--- begin Given information ---
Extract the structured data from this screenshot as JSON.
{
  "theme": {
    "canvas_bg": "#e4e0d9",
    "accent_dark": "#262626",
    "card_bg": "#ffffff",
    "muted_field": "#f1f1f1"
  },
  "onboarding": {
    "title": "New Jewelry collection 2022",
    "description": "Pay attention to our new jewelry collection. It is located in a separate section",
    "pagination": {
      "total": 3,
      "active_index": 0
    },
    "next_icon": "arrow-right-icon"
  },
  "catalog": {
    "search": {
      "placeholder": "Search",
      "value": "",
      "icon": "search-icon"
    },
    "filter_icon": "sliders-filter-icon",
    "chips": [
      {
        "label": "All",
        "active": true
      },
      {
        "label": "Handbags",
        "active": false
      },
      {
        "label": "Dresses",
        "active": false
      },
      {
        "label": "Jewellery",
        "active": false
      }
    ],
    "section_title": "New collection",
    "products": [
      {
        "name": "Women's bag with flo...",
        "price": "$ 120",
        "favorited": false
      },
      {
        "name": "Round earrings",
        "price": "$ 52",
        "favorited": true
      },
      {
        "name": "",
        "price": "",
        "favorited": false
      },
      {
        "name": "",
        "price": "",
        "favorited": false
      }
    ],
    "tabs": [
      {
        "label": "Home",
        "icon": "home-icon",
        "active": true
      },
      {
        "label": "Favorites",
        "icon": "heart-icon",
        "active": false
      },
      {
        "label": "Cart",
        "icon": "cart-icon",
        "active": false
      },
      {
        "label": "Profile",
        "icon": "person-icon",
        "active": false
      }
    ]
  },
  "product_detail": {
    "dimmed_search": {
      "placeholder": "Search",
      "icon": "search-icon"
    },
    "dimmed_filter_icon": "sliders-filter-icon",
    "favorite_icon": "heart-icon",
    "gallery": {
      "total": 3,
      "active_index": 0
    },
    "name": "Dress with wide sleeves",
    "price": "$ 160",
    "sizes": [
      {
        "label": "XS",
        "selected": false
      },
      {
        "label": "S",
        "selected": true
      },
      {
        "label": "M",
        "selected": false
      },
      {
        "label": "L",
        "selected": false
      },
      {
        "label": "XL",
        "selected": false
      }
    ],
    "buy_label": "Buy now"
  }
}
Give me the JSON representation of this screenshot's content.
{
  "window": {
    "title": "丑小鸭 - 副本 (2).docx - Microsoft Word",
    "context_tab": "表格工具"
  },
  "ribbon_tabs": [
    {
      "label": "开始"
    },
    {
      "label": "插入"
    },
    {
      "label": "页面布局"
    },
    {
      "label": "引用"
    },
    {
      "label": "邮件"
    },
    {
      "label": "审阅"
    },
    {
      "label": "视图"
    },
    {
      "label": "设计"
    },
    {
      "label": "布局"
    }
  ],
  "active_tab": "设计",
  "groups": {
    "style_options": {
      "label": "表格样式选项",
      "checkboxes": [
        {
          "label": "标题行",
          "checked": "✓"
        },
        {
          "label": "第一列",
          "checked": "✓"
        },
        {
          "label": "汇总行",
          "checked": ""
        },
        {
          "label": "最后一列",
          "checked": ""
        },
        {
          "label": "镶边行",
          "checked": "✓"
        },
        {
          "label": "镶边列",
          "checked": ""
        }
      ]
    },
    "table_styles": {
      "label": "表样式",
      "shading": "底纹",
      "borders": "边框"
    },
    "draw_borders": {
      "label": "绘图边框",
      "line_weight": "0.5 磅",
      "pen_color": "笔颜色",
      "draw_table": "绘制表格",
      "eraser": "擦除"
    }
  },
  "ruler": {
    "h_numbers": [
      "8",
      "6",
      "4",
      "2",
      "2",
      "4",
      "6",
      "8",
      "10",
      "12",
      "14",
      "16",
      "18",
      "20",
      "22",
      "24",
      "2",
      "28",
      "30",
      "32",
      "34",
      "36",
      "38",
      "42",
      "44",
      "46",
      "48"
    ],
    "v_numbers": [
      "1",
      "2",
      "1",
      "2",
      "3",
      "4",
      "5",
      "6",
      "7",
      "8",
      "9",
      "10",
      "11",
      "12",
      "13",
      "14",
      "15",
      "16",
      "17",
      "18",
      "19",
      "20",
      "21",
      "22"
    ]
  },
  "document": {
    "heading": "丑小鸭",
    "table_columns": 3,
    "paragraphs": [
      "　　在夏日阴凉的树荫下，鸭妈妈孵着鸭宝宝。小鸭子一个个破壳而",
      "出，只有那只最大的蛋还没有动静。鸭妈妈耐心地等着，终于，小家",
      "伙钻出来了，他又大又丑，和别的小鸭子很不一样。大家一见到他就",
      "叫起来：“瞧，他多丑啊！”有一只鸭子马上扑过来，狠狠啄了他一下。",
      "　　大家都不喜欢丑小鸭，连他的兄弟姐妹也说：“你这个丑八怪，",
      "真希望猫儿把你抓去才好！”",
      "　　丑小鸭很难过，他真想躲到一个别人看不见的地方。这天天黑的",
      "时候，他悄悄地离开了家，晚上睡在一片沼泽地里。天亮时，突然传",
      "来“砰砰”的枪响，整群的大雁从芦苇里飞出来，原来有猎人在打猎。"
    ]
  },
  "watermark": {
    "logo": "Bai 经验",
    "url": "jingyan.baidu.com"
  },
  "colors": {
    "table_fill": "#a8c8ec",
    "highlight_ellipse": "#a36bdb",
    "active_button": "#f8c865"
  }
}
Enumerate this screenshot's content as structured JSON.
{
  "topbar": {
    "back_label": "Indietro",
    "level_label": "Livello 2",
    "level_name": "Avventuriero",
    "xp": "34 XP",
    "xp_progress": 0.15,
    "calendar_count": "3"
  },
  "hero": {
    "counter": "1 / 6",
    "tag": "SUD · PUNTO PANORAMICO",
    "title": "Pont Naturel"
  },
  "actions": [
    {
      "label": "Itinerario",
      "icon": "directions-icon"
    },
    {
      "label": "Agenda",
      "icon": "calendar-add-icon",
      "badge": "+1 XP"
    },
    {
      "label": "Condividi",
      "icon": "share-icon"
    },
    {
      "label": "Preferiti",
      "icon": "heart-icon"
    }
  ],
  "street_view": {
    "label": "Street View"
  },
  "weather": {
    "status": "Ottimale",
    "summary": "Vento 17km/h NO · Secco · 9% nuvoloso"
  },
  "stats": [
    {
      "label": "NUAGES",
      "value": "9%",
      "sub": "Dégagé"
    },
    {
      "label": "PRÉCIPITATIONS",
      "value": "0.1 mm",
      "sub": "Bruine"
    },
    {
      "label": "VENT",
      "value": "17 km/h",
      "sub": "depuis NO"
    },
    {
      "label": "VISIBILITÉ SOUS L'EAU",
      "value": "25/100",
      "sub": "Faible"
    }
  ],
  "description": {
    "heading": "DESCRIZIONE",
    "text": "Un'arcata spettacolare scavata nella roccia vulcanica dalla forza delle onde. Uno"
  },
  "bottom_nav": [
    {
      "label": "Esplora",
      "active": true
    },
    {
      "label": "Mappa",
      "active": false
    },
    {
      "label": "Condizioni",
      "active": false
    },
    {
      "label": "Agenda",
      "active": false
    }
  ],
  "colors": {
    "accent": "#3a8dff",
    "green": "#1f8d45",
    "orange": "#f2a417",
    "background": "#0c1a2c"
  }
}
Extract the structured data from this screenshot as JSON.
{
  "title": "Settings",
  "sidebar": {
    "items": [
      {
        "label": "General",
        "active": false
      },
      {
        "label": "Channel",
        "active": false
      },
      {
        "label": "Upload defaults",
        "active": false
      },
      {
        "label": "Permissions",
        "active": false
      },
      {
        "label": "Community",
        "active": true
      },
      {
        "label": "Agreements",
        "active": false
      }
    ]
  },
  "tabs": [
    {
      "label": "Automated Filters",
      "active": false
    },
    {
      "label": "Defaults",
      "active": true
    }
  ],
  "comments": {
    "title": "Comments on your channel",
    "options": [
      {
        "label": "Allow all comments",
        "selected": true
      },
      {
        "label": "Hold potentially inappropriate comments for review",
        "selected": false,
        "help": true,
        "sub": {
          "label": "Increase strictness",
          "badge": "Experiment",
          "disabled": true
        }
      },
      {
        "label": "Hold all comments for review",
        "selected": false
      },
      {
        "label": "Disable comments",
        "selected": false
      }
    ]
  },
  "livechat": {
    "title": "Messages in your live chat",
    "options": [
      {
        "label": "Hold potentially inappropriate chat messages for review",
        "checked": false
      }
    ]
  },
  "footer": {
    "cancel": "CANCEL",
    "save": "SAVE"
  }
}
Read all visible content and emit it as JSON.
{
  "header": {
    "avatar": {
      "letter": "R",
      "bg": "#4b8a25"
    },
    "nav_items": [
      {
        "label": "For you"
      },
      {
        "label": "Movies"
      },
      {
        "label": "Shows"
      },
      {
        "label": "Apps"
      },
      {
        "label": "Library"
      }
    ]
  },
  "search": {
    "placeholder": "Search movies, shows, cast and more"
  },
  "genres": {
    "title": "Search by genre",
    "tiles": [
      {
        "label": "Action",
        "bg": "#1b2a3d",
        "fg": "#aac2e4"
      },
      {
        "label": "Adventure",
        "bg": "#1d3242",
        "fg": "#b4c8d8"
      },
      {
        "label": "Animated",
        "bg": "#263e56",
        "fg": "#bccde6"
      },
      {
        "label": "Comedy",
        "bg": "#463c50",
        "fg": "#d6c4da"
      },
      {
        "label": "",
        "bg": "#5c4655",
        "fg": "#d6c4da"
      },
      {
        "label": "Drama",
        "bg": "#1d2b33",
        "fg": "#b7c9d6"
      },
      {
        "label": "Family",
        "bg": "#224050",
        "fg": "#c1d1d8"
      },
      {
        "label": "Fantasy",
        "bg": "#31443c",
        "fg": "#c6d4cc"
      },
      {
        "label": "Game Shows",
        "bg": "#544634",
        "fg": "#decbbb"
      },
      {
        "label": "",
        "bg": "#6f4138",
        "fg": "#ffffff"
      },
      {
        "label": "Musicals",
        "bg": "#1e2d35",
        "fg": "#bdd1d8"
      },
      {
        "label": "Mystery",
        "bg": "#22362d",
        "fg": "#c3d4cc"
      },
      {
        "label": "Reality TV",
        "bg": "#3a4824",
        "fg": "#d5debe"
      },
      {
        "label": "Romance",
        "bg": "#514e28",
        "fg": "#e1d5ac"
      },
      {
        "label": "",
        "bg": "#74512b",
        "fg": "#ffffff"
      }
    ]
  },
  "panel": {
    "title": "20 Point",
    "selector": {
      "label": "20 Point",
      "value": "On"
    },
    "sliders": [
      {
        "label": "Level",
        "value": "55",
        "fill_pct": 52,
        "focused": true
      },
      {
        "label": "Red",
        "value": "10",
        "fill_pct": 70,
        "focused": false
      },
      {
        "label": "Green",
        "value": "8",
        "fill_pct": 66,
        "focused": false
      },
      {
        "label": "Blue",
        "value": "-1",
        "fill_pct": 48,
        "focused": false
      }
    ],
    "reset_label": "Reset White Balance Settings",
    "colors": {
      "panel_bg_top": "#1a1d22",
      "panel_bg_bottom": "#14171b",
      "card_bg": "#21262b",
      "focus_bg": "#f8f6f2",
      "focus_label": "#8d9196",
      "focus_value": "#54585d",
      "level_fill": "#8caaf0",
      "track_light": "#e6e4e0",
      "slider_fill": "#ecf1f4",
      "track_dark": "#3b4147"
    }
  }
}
--- end Given information ---
Goal: Identify the lines of the data that contain the word "content". Copy each of them.

Final answer:
Give me the JSON representation of this screenshot's content.
Enumerate this screenshot's content as structured JSON.
Read all visible content and emit it as JSON.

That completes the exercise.